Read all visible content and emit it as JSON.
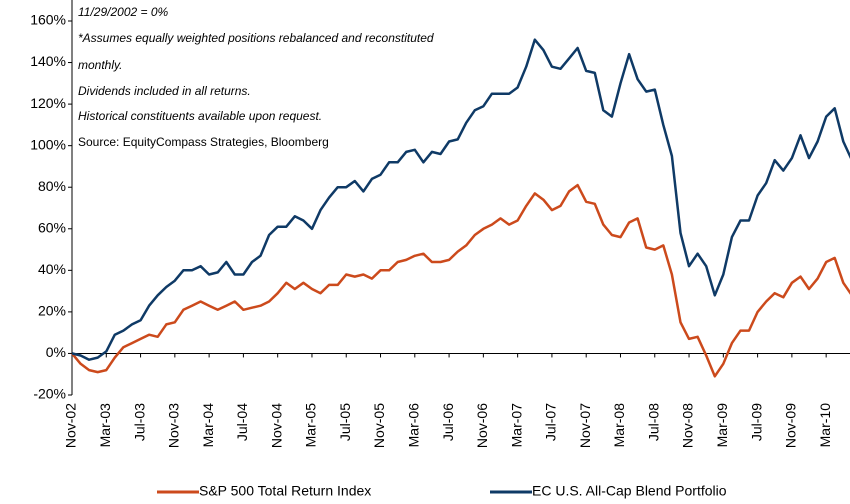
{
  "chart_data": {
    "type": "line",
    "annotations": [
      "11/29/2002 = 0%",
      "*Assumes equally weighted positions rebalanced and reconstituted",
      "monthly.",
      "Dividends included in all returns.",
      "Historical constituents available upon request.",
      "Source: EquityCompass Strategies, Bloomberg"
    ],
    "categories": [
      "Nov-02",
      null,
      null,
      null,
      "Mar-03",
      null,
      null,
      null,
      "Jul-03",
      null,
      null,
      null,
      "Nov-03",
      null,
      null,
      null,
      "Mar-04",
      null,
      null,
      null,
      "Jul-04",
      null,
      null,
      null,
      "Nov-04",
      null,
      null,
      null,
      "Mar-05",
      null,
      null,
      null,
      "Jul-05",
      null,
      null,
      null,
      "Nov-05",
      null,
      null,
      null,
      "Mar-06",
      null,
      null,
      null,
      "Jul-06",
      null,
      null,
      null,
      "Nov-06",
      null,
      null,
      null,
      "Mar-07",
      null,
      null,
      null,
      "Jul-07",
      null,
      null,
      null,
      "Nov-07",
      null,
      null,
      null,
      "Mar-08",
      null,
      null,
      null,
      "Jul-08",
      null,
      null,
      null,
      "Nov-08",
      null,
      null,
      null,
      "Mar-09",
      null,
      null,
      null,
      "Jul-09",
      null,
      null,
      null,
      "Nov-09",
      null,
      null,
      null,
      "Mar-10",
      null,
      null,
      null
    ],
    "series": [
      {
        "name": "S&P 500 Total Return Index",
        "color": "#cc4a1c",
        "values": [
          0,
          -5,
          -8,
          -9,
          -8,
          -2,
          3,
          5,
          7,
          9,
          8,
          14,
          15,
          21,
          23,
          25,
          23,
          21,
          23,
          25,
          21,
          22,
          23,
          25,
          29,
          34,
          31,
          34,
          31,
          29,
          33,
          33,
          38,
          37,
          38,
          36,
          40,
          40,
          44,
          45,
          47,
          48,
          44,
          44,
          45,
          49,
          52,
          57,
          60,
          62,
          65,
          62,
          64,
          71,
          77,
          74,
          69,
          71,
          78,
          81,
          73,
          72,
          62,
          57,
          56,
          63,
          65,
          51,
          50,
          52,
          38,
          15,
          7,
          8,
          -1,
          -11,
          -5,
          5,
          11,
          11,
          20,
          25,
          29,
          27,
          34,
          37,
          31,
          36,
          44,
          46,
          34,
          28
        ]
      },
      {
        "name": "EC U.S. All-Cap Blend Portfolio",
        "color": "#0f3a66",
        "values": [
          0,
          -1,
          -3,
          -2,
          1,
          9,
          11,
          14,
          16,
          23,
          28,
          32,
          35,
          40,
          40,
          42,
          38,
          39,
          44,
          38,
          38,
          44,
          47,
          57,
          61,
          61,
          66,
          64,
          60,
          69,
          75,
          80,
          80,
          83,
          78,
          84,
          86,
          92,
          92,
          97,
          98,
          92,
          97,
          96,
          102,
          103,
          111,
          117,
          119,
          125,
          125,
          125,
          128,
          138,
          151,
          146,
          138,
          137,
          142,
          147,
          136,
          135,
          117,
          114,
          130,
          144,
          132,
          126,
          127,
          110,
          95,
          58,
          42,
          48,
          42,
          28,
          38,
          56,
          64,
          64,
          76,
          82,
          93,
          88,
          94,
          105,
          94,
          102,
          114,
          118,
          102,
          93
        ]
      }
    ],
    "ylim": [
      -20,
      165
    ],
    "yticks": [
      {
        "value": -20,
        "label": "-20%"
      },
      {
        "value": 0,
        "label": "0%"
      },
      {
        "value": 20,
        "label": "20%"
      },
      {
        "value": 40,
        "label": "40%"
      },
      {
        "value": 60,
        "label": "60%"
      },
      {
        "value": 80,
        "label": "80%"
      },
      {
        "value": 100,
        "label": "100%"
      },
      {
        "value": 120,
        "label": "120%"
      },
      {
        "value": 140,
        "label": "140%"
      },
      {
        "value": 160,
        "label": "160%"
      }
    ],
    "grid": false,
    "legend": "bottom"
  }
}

------------------------

Given problem
Reproduce every line of the material precisely, omitting its pictures.

Completed task
Read all visible content and emit it as JSON.
{
  "chart_data": {
    "type": "line",
    "annotations": [
      "11/29/2002 = 0%",
      "*Assumes equally weighted positions rebalanced and reconstituted",
      "monthly.",
      "Dividends included in all returns.",
      "Historical constituents available upon request.",
      "Source: EquityCompass Strategies, Bloomberg"
    ],
    "categories": [
      "Nov-02",
      null,
      null,
      null,
      "Mar-03",
      null,
      null,
      null,
      "Jul-03",
      null,
      null,
      null,
      "Nov-03",
      null,
      null,
      null,
      "Mar-04",
      null,
      null,
      null,
      "Jul-04",
      null,
      null,
      null,
      "Nov-04",
      null,
      null,
      null,
      "Mar-05",
      null,
      null,
      null,
      "Jul-05",
      null,
      null,
      null,
      "Nov-05",
      null,
      null,
      null,
      "Mar-06",
      null,
      null,
      null,
      "Jul-06",
      null,
      null,
      null,
      "Nov-06",
      null,
      null,
      null,
      "Mar-07",
      null,
      null,
      null,
      "Jul-07",
      null,
      null,
      null,
      "Nov-07",
      null,
      null,
      null,
      "Mar-08",
      null,
      null,
      null,
      "Jul-08",
      null,
      null,
      null,
      "Nov-08",
      null,
      null,
      null,
      "Mar-09",
      null,
      null,
      null,
      "Jul-09",
      null,
      null,
      null,
      "Nov-09",
      null,
      null,
      null,
      "Mar-10",
      null,
      null,
      null
    ],
    "series": [
      {
        "name": "S&P 500 Total Return Index",
        "color": "#cc4a1c",
        "values": [
          0,
          -5,
          -8,
          -9,
          -8,
          -2,
          3,
          5,
          7,
          9,
          8,
          14,
          15,
          21,
          23,
          25,
          23,
          21,
          23,
          25,
          21,
          22,
          23,
          25,
          29,
          34,
          31,
          34,
          31,
          29,
          33,
          33,
          38,
          37,
          38,
          36,
          40,
          40,
          44,
          45,
          47,
          48,
          44,
          44,
          45,
          49,
          52,
          57,
          60,
          62,
          65,
          62,
          64,
          71,
          77,
          74,
          69,
          71,
          78,
          81,
          73,
          72,
          62,
          57,
          56,
          63,
          65,
          51,
          50,
          52,
          38,
          15,
          7,
          8,
          -1,
          -11,
          -5,
          5,
          11,
          11,
          20,
          25,
          29,
          27,
          34,
          37,
          31,
          36,
          44,
          46,
          34,
          28
        ]
      },
      {
        "name": "EC U.S. All-Cap Blend Portfolio",
        "color": "#0f3a66",
        "values": [
          0,
          -1,
          -3,
          -2,
          1,
          9,
          11,
          14,
          16,
          23,
          28,
          32,
          35,
          40,
          40,
          42,
          38,
          39,
          44,
          38,
          38,
          44,
          47,
          57,
          61,
          61,
          66,
          64,
          60,
          69,
          75,
          80,
          80,
          83,
          78,
          84,
          86,
          92,
          92,
          97,
          98,
          92,
          97,
          96,
          102,
          103,
          111,
          117,
          119,
          125,
          125,
          125,
          128,
          138,
          151,
          146,
          138,
          137,
          142,
          147,
          136,
          135,
          117,
          114,
          130,
          144,
          132,
          126,
          127,
          110,
          95,
          58,
          42,
          48,
          42,
          28,
          38,
          56,
          64,
          64,
          76,
          82,
          93,
          88,
          94,
          105,
          94,
          102,
          114,
          118,
          102,
          93
        ]
      }
    ],
    "ylim": [
      -20,
      165
    ],
    "yticks": [
      {
        "value": -20,
        "label": "-20%"
      },
      {
        "value": 0,
        "label": "0%"
      },
      {
        "value": 20,
        "label": "20%"
      },
      {
        "value": 40,
        "label": "40%"
      },
      {
        "value": 60,
        "label": "60%"
      },
      {
        "value": 80,
        "label": "80%"
      },
      {
        "value": 100,
        "label": "100%"
      },
      {
        "value": 120,
        "label": "120%"
      },
      {
        "value": 140,
        "label": "140%"
      },
      {
        "value": 160,
        "label": "160%"
      }
    ],
    "grid": false,
    "legend": "bottom"
  }
}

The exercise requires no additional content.